» Stated task: In the copy, include every entry exactly but none of the pictures.

+++ Records provided

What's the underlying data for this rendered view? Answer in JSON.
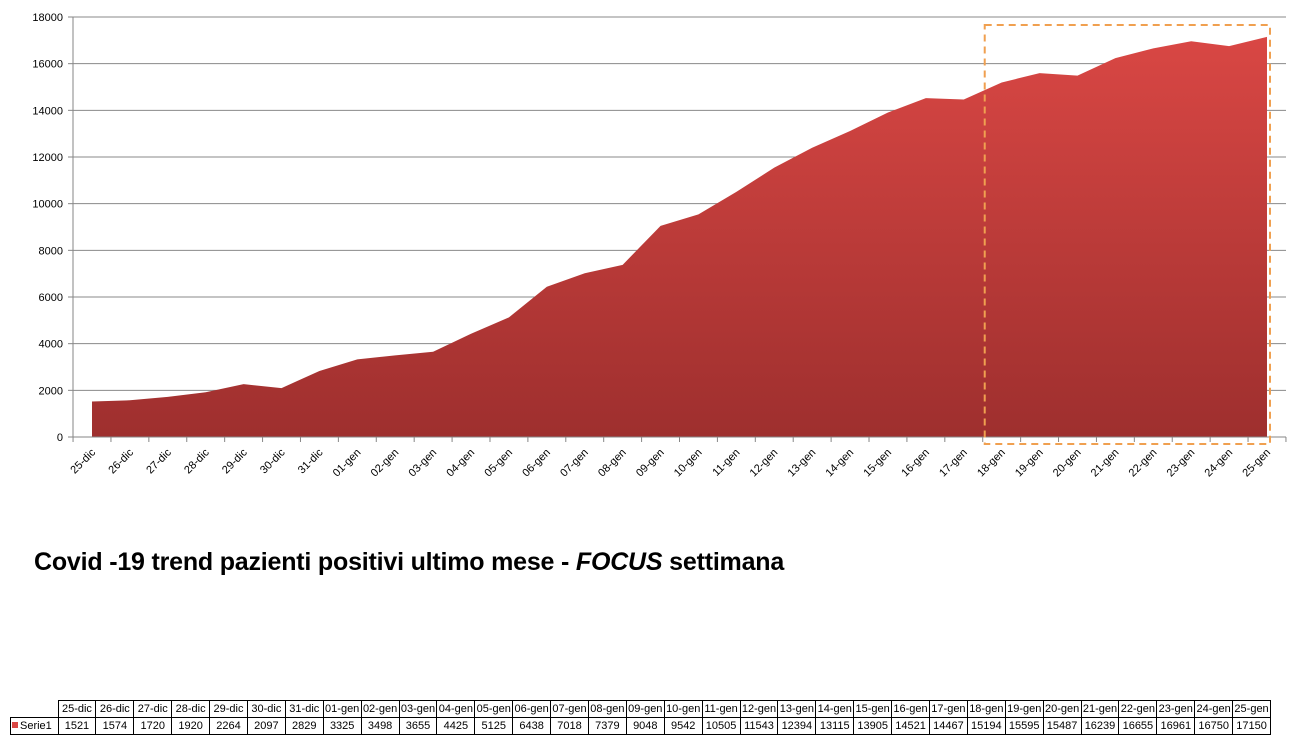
{
  "title": {
    "main": "Covid -19 trend pazienti positivi ultimo mese -",
    "focus": "FOCUS",
    "suffix": "settimana"
  },
  "chart_data": {
    "type": "area",
    "title": "Covid -19 trend pazienti positivi ultimo mese - FOCUS settimana",
    "categories": [
      "25-dic",
      "26-dic",
      "27-dic",
      "28-dic",
      "29-dic",
      "30-dic",
      "31-dic",
      "01-gen",
      "02-gen",
      "03-gen",
      "04-gen",
      "05-gen",
      "06-gen",
      "07-gen",
      "08-gen",
      "09-gen",
      "10-gen",
      "11-gen",
      "12-gen",
      "13-gen",
      "14-gen",
      "15-gen",
      "16-gen",
      "17-gen",
      "18-gen",
      "19-gen",
      "20-gen",
      "21-gen",
      "22-gen",
      "23-gen",
      "24-gen",
      "25-gen"
    ],
    "series": [
      {
        "name": "Serie1",
        "values": [
          1521,
          1574,
          1720,
          1920,
          2264,
          2097,
          2829,
          3325,
          3498,
          3655,
          4425,
          5125,
          6438,
          7018,
          7379,
          9048,
          9542,
          10505,
          11543,
          12394,
          13115,
          13905,
          14521,
          14467,
          15194,
          15595,
          15487,
          16239,
          16655,
          16961,
          16750,
          17150
        ]
      }
    ],
    "ylim": [
      0,
      18000
    ],
    "yticks": [
      0,
      2000,
      4000,
      6000,
      8000,
      10000,
      12000,
      14000,
      16000,
      18000
    ],
    "grid": true,
    "xlabel": "",
    "ylabel": "",
    "highlight": {
      "from": "18-gen",
      "to": "25-gen",
      "style": "dashed box"
    },
    "colors": {
      "area_top": "#d94744",
      "area_bottom": "#9e2f2e",
      "highlight": "#f0a050",
      "grid": "#8a8a8a",
      "axis": "#868686"
    }
  }
}
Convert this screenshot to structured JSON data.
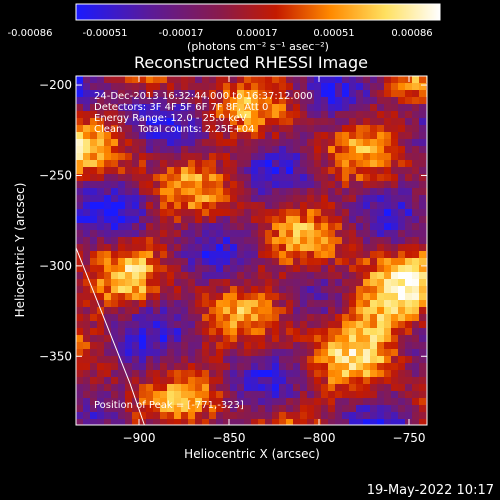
{
  "colorbar": {
    "ticks": [
      "-0.00086",
      "-0.00051",
      "-0.00017",
      "0.00017",
      "0.00051",
      "0.00086"
    ],
    "units_label": "(photons cm⁻² s⁻¹ asec⁻²)",
    "colors": [
      "#1a1aff",
      "#5a1a9a",
      "#8a1a4a",
      "#c41a00",
      "#ff8a00",
      "#ffe060",
      "#ffffff"
    ]
  },
  "chart_data": {
    "type": "heatmap",
    "title": "Reconstructed RHESSI Image",
    "xlabel": "Heliocentric X (arcsec)",
    "ylabel": "Heliocentric Y (arcsec)",
    "xlim": [
      -935,
      -740
    ],
    "ylim": [
      -388,
      -195
    ],
    "xticks": [
      -900,
      -850,
      -800,
      -750
    ],
    "yticks": [
      -200,
      -250,
      -300,
      -350
    ],
    "annotations": [
      "24-Dec-2013 16:32:44.000 to 16:37:12.000",
      "Detectors: 3F 4F 5F 6F 7F 8F, Att 0",
      "Energy Range: 12.0 - 25.0 keV",
      "Clean     Total counts: 2.25E+04"
    ],
    "peak_label": "Position of Peak = [-771,-323]",
    "peak_position": [
      -771,
      -323
    ],
    "limb_curve": [
      [
        -935,
        -290
      ],
      [
        -925,
        -315
      ],
      [
        -915,
        -340
      ],
      [
        -905,
        -365
      ],
      [
        -897,
        -388
      ]
    ]
  },
  "footer": {
    "timestamp": "19-May-2022 10:17"
  }
}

++++++

» Answer for this exercise:
What's the underlying data for this rendered view? Answer in JSON.
{
  "title": {
    "main": "Covid -19 trend pazienti positivi ultimo mese -",
    "focus": "FOCUS",
    "suffix": "settimana"
  },
  "chart_data": {
    "type": "area",
    "title": "Covid -19 trend pazienti positivi ultimo mese - FOCUS settimana",
    "categories": [
      "25-dic",
      "26-dic",
      "27-dic",
      "28-dic",
      "29-dic",
      "30-dic",
      "31-dic",
      "01-gen",
      "02-gen",
      "03-gen",
      "04-gen",
      "05-gen",
      "06-gen",
      "07-gen",
      "08-gen",
      "09-gen",
      "10-gen",
      "11-gen",
      "12-gen",
      "13-gen",
      "14-gen",
      "15-gen",
      "16-gen",
      "17-gen",
      "18-gen",
      "19-gen",
      "20-gen",
      "21-gen",
      "22-gen",
      "23-gen",
      "24-gen",
      "25-gen"
    ],
    "series": [
      {
        "name": "Serie1",
        "values": [
          1521,
          1574,
          1720,
          1920,
          2264,
          2097,
          2829,
          3325,
          3498,
          3655,
          4425,
          5125,
          6438,
          7018,
          7379,
          9048,
          9542,
          10505,
          11543,
          12394,
          13115,
          13905,
          14521,
          14467,
          15194,
          15595,
          15487,
          16239,
          16655,
          16961,
          16750,
          17150
        ]
      }
    ],
    "ylim": [
      0,
      18000
    ],
    "yticks": [
      0,
      2000,
      4000,
      6000,
      8000,
      10000,
      12000,
      14000,
      16000,
      18000
    ],
    "grid": true,
    "xlabel": "",
    "ylabel": "",
    "highlight": {
      "from": "18-gen",
      "to": "25-gen",
      "style": "dashed box"
    },
    "colors": {
      "area_top": "#d94744",
      "area_bottom": "#9e2f2e",
      "highlight": "#f0a050",
      "grid": "#8a8a8a",
      "axis": "#868686"
    }
  }
}
Convert this screenshot to structured JSON data.
{
  "colorbar": {
    "ticks": [
      "-0.00086",
      "-0.00051",
      "-0.00017",
      "0.00017",
      "0.00051",
      "0.00086"
    ],
    "units_label": "(photons cm⁻² s⁻¹ asec⁻²)",
    "colors": [
      "#1a1aff",
      "#5a1a9a",
      "#8a1a4a",
      "#c41a00",
      "#ff8a00",
      "#ffe060",
      "#ffffff"
    ]
  },
  "chart_data": {
    "type": "heatmap",
    "title": "Reconstructed RHESSI Image",
    "xlabel": "Heliocentric X (arcsec)",
    "ylabel": "Heliocentric Y (arcsec)",
    "xlim": [
      -935,
      -740
    ],
    "ylim": [
      -388,
      -195
    ],
    "xticks": [
      -900,
      -850,
      -800,
      -750
    ],
    "yticks": [
      -200,
      -250,
      -300,
      -350
    ],
    "annotations": [
      "24-Dec-2013 16:32:44.000 to 16:37:12.000",
      "Detectors: 3F 4F 5F 6F 7F 8F, Att 0",
      "Energy Range: 12.0 - 25.0 keV",
      "Clean     Total counts: 2.25E+04"
    ],
    "peak_label": "Position of Peak = [-771,-323]",
    "peak_position": [
      -771,
      -323
    ],
    "limb_curve": [
      [
        -935,
        -290
      ],
      [
        -925,
        -315
      ],
      [
        -915,
        -340
      ],
      [
        -905,
        -365
      ],
      [
        -897,
        -388
      ]
    ]
  },
  "footer": {
    "timestamp": "19-May-2022 10:17"
  }
}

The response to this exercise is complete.